* _GIVEN REQUEST_:
Drop every picture, then transcribe the remaining data exactly.

* _EXERCISE INPUT_:
+ + + + + + +

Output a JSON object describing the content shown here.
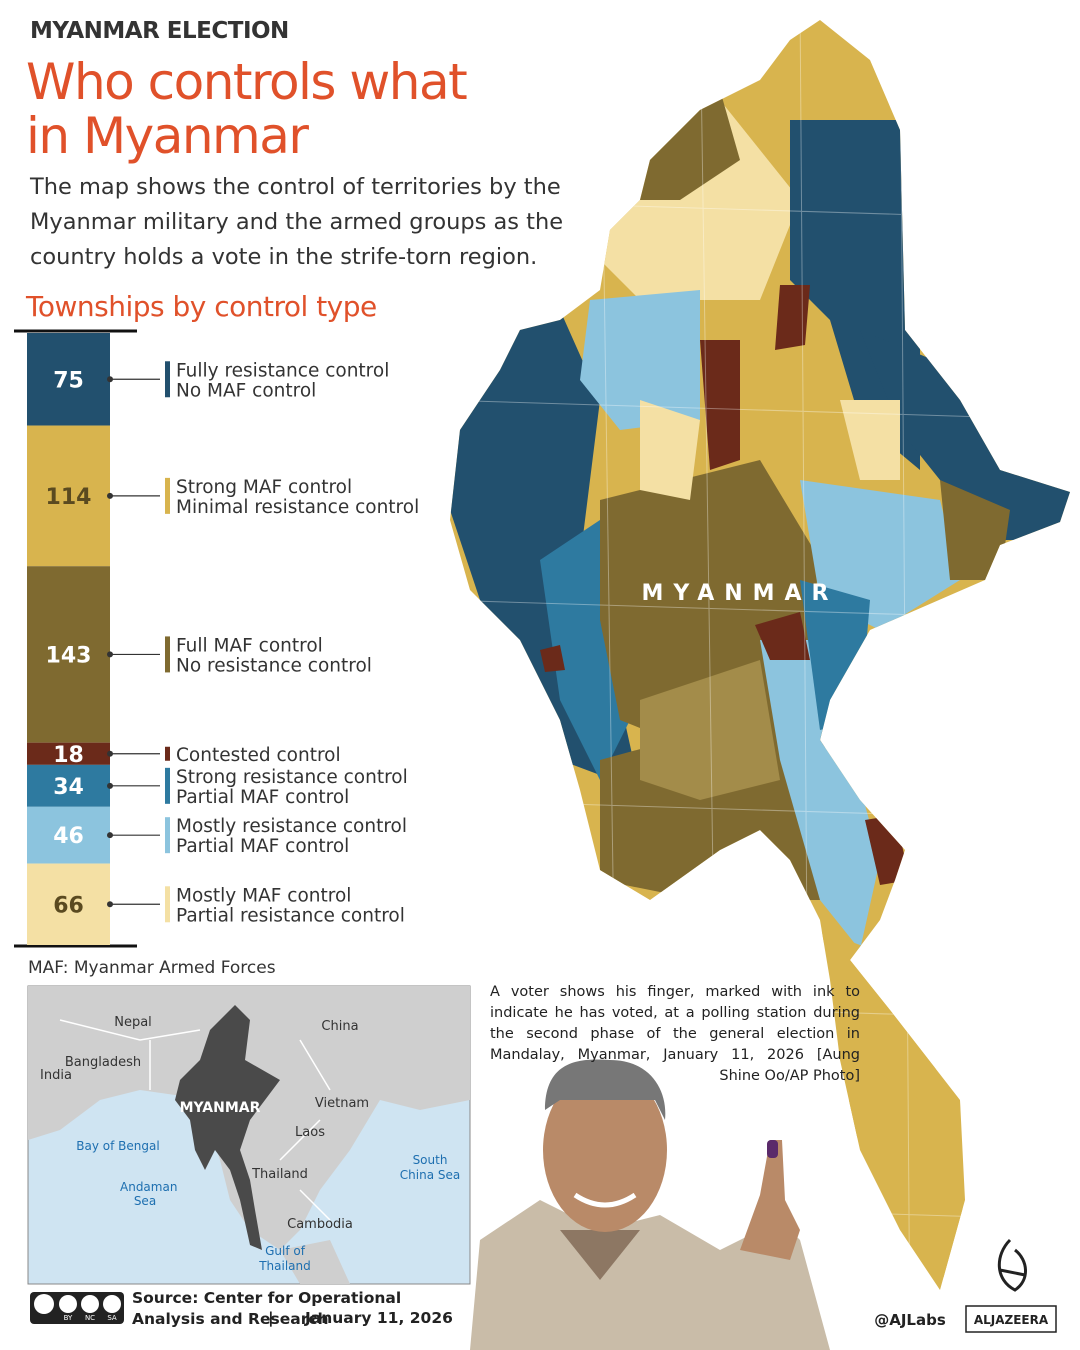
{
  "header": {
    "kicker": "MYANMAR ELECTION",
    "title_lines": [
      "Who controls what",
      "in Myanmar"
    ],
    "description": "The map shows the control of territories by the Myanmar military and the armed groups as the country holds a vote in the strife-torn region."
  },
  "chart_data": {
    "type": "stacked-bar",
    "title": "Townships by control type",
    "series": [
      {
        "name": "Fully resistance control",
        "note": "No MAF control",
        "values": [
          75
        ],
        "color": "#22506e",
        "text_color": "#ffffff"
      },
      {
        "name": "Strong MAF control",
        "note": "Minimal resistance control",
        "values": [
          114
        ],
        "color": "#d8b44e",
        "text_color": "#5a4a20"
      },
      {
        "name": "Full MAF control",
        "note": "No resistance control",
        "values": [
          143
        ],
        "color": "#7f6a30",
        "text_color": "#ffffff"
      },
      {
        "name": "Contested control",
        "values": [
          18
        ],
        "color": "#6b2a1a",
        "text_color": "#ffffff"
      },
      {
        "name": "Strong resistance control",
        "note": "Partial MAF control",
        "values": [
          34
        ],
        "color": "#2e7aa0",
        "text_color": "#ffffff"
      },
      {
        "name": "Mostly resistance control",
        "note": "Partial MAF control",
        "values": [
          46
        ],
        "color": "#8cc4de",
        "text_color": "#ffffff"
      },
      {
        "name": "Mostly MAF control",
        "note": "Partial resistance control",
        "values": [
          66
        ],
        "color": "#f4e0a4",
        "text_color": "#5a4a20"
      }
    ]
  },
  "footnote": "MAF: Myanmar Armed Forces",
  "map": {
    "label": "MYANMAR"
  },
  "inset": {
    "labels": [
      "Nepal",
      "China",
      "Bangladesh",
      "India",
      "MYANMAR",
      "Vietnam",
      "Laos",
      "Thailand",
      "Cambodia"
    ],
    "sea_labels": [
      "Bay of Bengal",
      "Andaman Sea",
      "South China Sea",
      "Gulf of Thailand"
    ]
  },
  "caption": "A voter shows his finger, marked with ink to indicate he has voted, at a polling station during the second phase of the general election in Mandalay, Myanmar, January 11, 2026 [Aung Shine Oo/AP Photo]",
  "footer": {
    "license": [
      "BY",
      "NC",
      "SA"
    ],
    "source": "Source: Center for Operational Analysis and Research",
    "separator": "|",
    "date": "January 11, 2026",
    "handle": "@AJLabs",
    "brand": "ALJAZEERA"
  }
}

+ + + + + + +

* _RESULT OF THE TASK_:
Output a JSON object describing the content shown here.
{
  "header": {
    "kicker": "MYANMAR ELECTION",
    "title_lines": [
      "Who controls what",
      "in Myanmar"
    ],
    "description": "The map shows the control of territories by the Myanmar military and the armed groups as the country holds a vote in the strife-torn region."
  },
  "chart_data": {
    "type": "stacked-bar",
    "title": "Townships by control type",
    "series": [
      {
        "name": "Fully resistance control",
        "note": "No MAF control",
        "values": [
          75
        ],
        "color": "#22506e",
        "text_color": "#ffffff"
      },
      {
        "name": "Strong MAF control",
        "note": "Minimal resistance control",
        "values": [
          114
        ],
        "color": "#d8b44e",
        "text_color": "#5a4a20"
      },
      {
        "name": "Full MAF control",
        "note": "No resistance control",
        "values": [
          143
        ],
        "color": "#7f6a30",
        "text_color": "#ffffff"
      },
      {
        "name": "Contested control",
        "values": [
          18
        ],
        "color": "#6b2a1a",
        "text_color": "#ffffff"
      },
      {
        "name": "Strong resistance control",
        "note": "Partial MAF control",
        "values": [
          34
        ],
        "color": "#2e7aa0",
        "text_color": "#ffffff"
      },
      {
        "name": "Mostly resistance control",
        "note": "Partial MAF control",
        "values": [
          46
        ],
        "color": "#8cc4de",
        "text_color": "#ffffff"
      },
      {
        "name": "Mostly MAF control",
        "note": "Partial resistance control",
        "values": [
          66
        ],
        "color": "#f4e0a4",
        "text_color": "#5a4a20"
      }
    ]
  },
  "footnote": "MAF: Myanmar Armed Forces",
  "map": {
    "label": "MYANMAR"
  },
  "inset": {
    "labels": [
      "Nepal",
      "China",
      "Bangladesh",
      "India",
      "MYANMAR",
      "Vietnam",
      "Laos",
      "Thailand",
      "Cambodia"
    ],
    "sea_labels": [
      "Bay of Bengal",
      "Andaman Sea",
      "South China Sea",
      "Gulf of Thailand"
    ]
  },
  "caption": "A voter shows his finger, marked with ink to indicate he has voted, at a polling station during the second phase of the general election in Mandalay, Myanmar, January 11, 2026 [Aung Shine Oo/AP Photo]",
  "footer": {
    "license": [
      "BY",
      "NC",
      "SA"
    ],
    "source": "Source: Center for Operational Analysis and Research",
    "separator": "|",
    "date": "January 11, 2026",
    "handle": "@AJLabs",
    "brand": "ALJAZEERA"
  }
}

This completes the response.